__DO THIS__
Go through the entries one line at a time, and gather every line that has the word "underlying".

++++++++++++++++++++

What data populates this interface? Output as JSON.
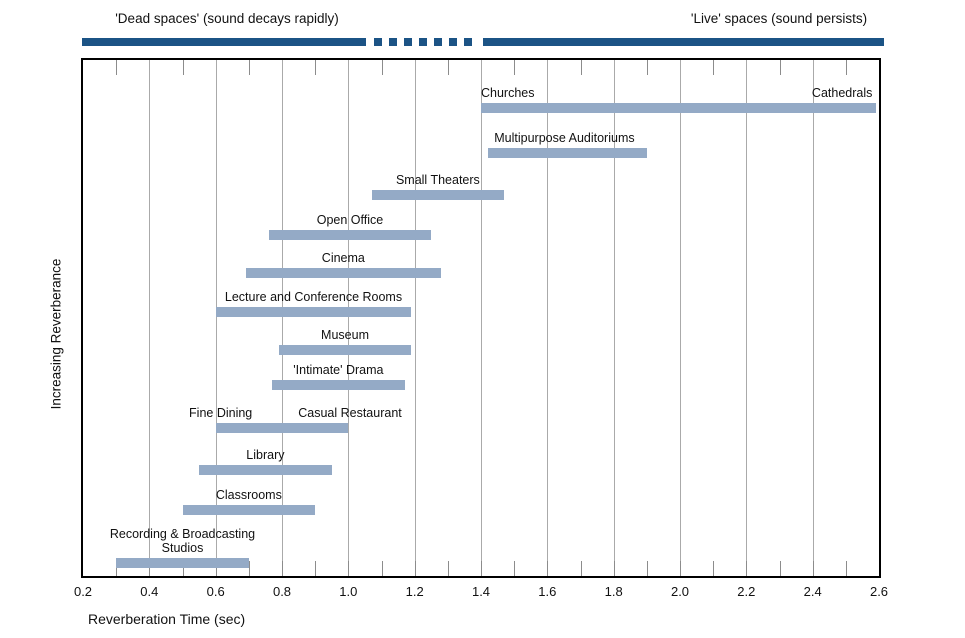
{
  "header": {
    "left_label": "'Dead spaces' (sound decays rapidly)",
    "right_label": "'Live' spaces (sound persists)",
    "bar_color": "#1b5385"
  },
  "chart_data": {
    "type": "bar",
    "subtype": "horizontal-range-bars",
    "title": "",
    "xlabel": "Reverberation Time (sec)",
    "ylabel": "Increasing Reverberance",
    "xlim": [
      0.2,
      2.6
    ],
    "grid": true,
    "x_ticks": [
      "0.2",
      "0.4",
      "0.6",
      "0.8",
      "1.0",
      "1.2",
      "1.4",
      "1.6",
      "1.8",
      "2.0",
      "2.2",
      "2.4",
      "2.6"
    ],
    "bar_color": "#94aac6",
    "gridline_color": "#aaaaaa",
    "tick_color": "#8c8c8c",
    "border_color": "#000000",
    "rows": [
      {
        "name": "churches-to-cathedrals",
        "start": 1.4,
        "end": 2.59,
        "labels": [
          {
            "text": "Churches",
            "align": "left",
            "anchor": 1.4
          },
          {
            "text": "Cathedrals",
            "align": "right",
            "anchor": 2.58
          }
        ]
      },
      {
        "name": "multipurpose-auditoriums",
        "start": 1.42,
        "end": 1.9,
        "labels": [
          {
            "text": "Multipurpose Auditoriums",
            "align": "left",
            "anchor": 1.44
          }
        ]
      },
      {
        "name": "small-theaters",
        "start": 1.07,
        "end": 1.47,
        "labels": [
          {
            "text": "Small Theaters",
            "align": "center"
          }
        ]
      },
      {
        "name": "open-office",
        "start": 0.76,
        "end": 1.25,
        "labels": [
          {
            "text": "Open Office",
            "align": "center"
          }
        ]
      },
      {
        "name": "cinema",
        "start": 0.69,
        "end": 1.28,
        "labels": [
          {
            "text": "Cinema",
            "align": "center"
          }
        ]
      },
      {
        "name": "lecture-and-conference-rooms",
        "start": 0.6,
        "end": 1.19,
        "labels": [
          {
            "text": "Lecture and Conference Rooms",
            "align": "center"
          }
        ]
      },
      {
        "name": "museum",
        "start": 0.79,
        "end": 1.19,
        "labels": [
          {
            "text": "Museum",
            "align": "center"
          }
        ]
      },
      {
        "name": "intimate-drama",
        "start": 0.77,
        "end": 1.17,
        "labels": [
          {
            "text": "'Intimate' Drama",
            "align": "center"
          }
        ]
      },
      {
        "name": "fine-dining-casual-restaurant",
        "start": 0.6,
        "end": 1.0,
        "labels": [
          {
            "text": "Fine Dining",
            "align": "center",
            "anchor": 0.615
          },
          {
            "text": "Casual Restaurant",
            "align": "center",
            "anchor": 1.005
          }
        ]
      },
      {
        "name": "library",
        "start": 0.55,
        "end": 0.95,
        "labels": [
          {
            "text": "Library",
            "align": "center"
          }
        ]
      },
      {
        "name": "classrooms",
        "start": 0.5,
        "end": 0.9,
        "labels": [
          {
            "text": "Classrooms",
            "align": "center"
          }
        ]
      },
      {
        "name": "recording-broadcasting-studios",
        "start": 0.3,
        "end": 0.7,
        "labels": [
          {
            "text": "Recording & Broadcasting\nStudios",
            "align": "center"
          }
        ]
      }
    ]
  }
}
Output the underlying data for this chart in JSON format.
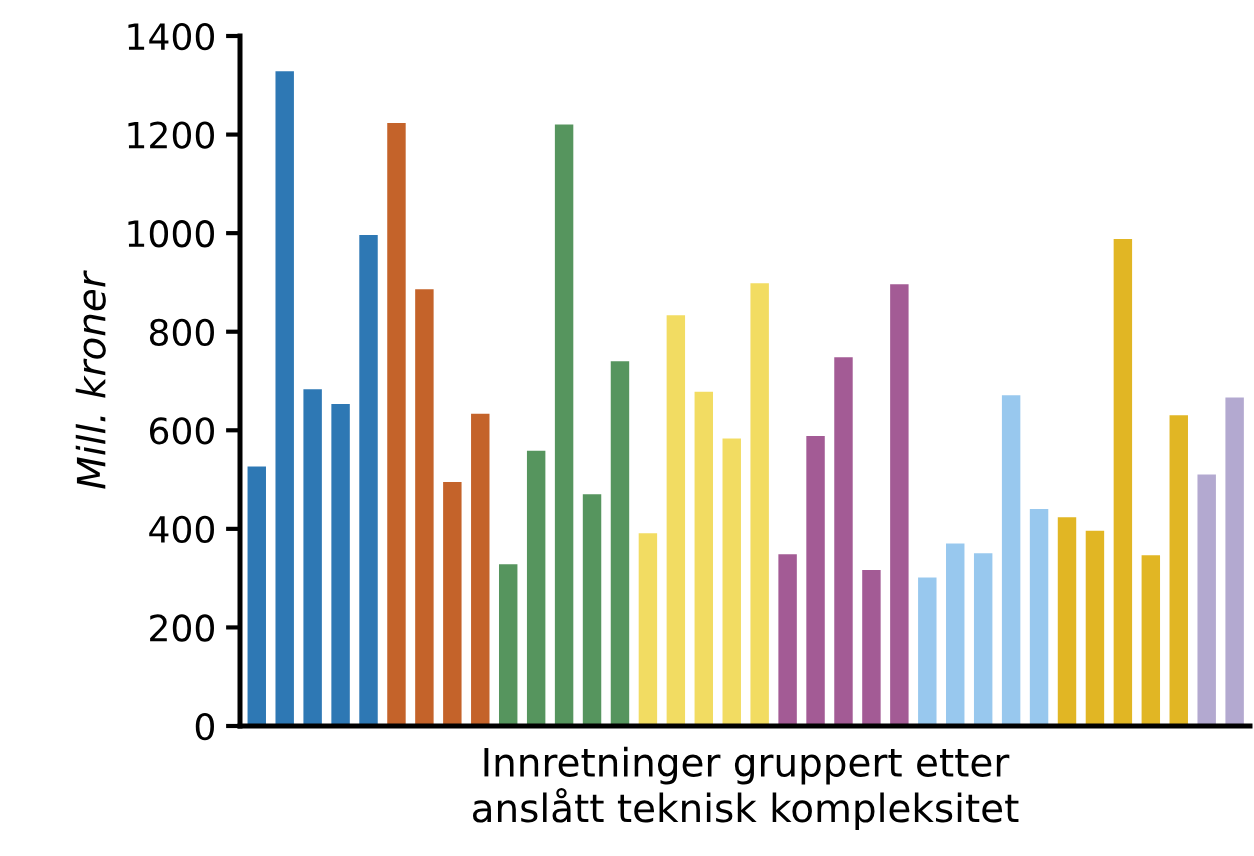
{
  "chart_data": {
    "type": "bar",
    "xlabel": "Innretninger gruppert etter\nanslått teknisk kompleksitet",
    "ylabel": "Mill. kroner",
    "categories": [
      null,
      null,
      null,
      null,
      null,
      null,
      null,
      null,
      null,
      null,
      null,
      null,
      null,
      null,
      null,
      null,
      null,
      null,
      null,
      null,
      null,
      null,
      null,
      null,
      null,
      null,
      null,
      null,
      null,
      null,
      null,
      null,
      null,
      null,
      null,
      null
    ],
    "values": [
      528,
      1330,
      685,
      655,
      998,
      1225,
      888,
      497,
      635,
      330,
      560,
      1222,
      472,
      742,
      393,
      835,
      680,
      585,
      900,
      350,
      590,
      750,
      318,
      898,
      303,
      372,
      352,
      673,
      442,
      425,
      398,
      990,
      348,
      632,
      512,
      668
    ],
    "colors": [
      "#2e78b4",
      "#2e78b4",
      "#2e78b4",
      "#2e78b4",
      "#2e78b4",
      "#c4632a",
      "#c4632a",
      "#c4632a",
      "#c4632a",
      "#56955e",
      "#56955e",
      "#56955e",
      "#56955e",
      "#56955e",
      "#f2dc62",
      "#f2dc62",
      "#f2dc62",
      "#f2dc62",
      "#f2dc62",
      "#a35b95",
      "#a35b95",
      "#a35b95",
      "#a35b95",
      "#a35b95",
      "#98c8ee",
      "#98c8ee",
      "#98c8ee",
      "#98c8ee",
      "#98c8ee",
      "#e1b624",
      "#e1b624",
      "#e1b624",
      "#e1b624",
      "#e1b624",
      "#b3a9d0",
      "#b3a9d0"
    ],
    "ylim": [
      0,
      1400
    ],
    "yticks": [
      0,
      200,
      400,
      600,
      800,
      1000,
      1200,
      1400
    ],
    "grid": false,
    "legend": false
  }
}
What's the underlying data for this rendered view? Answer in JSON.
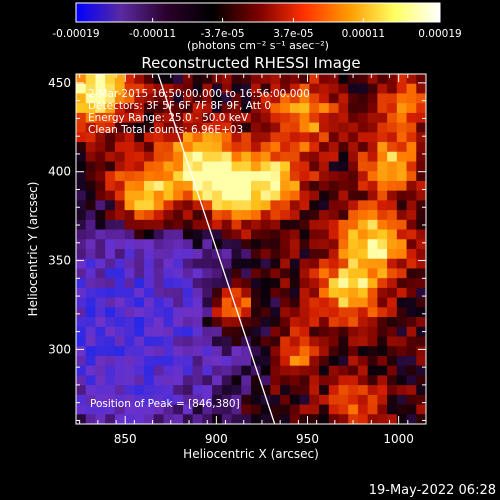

++++++++++++++++++++

__OUTPUT OF THE EXERCISE__
Output the underlying data for this chart in JSON format.
What's the underlying data for this rendered view? Answer in JSON.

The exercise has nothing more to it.